### WHAT IS BEING ASKED
Listed below are entries; give the number of lines among them that include "منطقه", and only that number.

[Collected data]
--------------------------------------------------

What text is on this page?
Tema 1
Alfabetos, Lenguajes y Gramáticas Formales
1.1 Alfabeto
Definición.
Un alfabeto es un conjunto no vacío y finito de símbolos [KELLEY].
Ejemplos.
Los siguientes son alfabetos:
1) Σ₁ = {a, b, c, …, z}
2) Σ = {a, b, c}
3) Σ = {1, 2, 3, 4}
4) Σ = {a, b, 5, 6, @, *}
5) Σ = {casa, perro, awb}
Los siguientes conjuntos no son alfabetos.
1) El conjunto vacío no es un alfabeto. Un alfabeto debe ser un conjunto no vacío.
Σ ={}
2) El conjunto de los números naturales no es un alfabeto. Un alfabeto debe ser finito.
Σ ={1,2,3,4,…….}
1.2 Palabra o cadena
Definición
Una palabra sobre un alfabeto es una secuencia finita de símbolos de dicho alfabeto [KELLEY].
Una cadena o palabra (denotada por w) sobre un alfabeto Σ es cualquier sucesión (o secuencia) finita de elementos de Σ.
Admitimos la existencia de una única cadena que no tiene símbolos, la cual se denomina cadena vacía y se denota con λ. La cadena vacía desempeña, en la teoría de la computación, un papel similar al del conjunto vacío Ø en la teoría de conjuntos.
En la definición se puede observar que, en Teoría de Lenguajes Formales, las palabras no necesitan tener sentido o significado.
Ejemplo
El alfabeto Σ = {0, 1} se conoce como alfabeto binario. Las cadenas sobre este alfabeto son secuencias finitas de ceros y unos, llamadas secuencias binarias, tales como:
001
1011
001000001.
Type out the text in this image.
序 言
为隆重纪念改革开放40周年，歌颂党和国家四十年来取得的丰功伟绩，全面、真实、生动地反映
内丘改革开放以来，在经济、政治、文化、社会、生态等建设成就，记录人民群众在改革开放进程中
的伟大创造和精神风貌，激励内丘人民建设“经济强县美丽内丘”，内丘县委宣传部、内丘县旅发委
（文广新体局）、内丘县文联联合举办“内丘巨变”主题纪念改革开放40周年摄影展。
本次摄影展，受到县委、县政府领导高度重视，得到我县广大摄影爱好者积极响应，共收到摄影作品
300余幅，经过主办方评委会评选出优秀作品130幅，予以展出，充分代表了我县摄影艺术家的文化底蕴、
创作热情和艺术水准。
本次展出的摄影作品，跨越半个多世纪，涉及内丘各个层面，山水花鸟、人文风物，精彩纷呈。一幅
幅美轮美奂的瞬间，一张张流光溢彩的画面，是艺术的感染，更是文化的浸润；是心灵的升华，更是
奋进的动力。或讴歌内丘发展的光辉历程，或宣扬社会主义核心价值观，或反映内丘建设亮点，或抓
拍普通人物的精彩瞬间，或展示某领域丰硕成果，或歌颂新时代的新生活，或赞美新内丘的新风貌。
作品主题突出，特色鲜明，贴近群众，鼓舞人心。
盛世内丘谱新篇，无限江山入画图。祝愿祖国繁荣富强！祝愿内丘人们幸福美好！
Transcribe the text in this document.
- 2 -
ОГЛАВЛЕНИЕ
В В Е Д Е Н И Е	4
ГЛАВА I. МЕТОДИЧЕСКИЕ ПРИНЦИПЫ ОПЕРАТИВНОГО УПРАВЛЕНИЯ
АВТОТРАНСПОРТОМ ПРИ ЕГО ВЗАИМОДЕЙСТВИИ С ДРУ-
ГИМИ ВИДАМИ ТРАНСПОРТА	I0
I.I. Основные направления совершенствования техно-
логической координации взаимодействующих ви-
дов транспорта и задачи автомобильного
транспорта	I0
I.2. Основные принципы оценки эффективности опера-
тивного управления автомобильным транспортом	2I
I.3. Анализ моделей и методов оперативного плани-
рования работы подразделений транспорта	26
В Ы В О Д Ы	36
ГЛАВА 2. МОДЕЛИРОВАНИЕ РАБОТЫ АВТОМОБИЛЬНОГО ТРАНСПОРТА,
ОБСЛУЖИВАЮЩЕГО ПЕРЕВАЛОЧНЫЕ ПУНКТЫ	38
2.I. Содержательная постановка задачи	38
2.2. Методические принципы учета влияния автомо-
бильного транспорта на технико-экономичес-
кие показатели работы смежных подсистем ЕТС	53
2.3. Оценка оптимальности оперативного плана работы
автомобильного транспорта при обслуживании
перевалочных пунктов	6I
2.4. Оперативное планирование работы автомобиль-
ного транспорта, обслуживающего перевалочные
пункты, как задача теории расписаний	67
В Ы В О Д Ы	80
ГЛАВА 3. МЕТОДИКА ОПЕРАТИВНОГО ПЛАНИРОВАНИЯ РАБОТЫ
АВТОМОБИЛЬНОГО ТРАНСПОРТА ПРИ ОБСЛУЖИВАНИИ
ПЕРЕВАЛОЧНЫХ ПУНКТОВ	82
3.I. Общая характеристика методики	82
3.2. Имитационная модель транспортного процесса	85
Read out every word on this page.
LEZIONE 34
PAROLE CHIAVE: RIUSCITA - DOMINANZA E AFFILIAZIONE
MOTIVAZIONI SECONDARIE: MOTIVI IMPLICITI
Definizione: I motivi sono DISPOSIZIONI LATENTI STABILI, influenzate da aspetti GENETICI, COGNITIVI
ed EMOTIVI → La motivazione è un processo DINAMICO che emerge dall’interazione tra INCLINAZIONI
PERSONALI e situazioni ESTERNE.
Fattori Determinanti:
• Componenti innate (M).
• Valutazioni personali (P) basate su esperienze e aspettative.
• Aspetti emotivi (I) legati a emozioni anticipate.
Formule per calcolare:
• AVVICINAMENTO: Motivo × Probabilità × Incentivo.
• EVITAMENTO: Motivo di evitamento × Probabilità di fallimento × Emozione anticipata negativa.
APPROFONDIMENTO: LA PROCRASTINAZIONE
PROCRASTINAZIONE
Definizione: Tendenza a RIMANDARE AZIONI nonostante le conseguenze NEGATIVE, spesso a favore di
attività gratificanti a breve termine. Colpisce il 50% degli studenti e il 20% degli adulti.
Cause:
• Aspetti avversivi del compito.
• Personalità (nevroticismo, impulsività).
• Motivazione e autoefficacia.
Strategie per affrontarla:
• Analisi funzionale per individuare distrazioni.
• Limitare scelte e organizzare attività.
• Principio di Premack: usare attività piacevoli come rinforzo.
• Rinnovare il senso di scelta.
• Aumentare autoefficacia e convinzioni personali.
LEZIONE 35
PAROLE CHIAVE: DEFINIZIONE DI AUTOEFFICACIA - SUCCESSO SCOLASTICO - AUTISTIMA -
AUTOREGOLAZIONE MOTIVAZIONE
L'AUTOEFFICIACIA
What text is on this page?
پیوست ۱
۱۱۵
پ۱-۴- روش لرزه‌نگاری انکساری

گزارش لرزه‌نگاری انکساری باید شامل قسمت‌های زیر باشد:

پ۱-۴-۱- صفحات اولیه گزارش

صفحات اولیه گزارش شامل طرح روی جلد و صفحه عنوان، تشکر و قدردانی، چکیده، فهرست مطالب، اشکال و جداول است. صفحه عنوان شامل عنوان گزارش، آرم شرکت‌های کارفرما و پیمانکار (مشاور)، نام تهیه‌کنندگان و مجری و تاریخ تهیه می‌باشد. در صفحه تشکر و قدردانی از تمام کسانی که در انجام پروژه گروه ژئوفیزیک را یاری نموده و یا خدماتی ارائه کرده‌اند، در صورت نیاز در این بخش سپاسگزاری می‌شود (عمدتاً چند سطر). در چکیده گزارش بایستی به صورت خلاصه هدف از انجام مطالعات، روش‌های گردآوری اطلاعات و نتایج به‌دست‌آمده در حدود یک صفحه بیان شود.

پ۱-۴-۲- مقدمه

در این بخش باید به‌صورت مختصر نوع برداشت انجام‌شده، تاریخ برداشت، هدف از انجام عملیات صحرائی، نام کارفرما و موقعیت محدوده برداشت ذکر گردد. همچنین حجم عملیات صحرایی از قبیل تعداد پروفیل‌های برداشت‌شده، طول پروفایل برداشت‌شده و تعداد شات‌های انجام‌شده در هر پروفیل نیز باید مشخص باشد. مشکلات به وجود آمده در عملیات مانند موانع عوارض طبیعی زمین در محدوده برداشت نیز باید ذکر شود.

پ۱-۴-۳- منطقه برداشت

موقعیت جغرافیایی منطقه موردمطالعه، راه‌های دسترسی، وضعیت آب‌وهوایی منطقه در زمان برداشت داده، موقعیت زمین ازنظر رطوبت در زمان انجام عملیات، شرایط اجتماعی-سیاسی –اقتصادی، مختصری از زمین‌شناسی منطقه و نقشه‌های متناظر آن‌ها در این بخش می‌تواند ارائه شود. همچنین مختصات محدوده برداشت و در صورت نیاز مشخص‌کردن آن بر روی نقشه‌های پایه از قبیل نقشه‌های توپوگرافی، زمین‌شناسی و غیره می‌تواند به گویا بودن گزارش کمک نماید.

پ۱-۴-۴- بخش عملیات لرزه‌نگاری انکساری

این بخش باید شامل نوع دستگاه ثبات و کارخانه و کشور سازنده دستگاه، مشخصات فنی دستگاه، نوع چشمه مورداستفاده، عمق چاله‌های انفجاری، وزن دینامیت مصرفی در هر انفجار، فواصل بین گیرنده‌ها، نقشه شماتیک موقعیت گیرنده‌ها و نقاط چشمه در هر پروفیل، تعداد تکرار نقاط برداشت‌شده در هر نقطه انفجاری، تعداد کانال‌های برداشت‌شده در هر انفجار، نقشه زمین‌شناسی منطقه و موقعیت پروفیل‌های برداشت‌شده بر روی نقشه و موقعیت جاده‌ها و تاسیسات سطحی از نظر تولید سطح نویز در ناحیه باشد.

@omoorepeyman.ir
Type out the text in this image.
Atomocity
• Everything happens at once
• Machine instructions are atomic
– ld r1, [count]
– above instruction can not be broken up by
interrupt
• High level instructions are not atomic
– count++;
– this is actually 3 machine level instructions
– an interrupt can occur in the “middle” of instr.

--------------------------------------------------

### EXERCISE ANSWER
3